* **What needs to be done**
Collect all lines containing the word "Minutes" from the data.

(Records)

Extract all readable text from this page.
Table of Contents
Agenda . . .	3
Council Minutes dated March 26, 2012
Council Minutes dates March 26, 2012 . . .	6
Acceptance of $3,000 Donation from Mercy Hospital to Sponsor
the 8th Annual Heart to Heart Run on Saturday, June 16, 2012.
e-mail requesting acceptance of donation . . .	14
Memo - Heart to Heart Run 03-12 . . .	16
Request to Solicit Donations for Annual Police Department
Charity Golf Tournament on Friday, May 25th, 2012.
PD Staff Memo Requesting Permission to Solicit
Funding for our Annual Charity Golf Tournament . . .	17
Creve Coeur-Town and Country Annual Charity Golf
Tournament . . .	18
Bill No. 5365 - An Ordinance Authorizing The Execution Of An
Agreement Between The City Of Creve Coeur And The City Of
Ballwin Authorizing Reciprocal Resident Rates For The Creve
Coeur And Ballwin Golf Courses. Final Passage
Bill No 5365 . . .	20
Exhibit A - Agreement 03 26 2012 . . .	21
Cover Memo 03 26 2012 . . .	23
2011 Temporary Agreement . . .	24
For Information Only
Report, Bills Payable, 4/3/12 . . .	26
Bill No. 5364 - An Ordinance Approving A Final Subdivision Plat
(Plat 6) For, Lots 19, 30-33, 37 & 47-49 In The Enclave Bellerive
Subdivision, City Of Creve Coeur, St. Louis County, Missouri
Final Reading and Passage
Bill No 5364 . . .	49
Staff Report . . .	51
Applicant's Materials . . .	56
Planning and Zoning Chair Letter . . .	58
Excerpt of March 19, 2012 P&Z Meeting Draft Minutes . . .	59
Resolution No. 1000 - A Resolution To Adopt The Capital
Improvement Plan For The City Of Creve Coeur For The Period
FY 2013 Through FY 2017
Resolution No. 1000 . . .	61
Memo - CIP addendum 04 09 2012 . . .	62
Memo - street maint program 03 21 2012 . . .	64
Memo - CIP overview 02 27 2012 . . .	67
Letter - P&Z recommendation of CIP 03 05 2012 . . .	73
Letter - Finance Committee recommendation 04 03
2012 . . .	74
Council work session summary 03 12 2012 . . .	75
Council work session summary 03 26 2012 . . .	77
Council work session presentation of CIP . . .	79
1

* **Task answer**
Council Minutes dated March 26, 2012
Council Minutes dates March 26, 2012 . . .	6
Excerpt of March 19, 2012 P&Z Meeting Draft Minutes . . .	59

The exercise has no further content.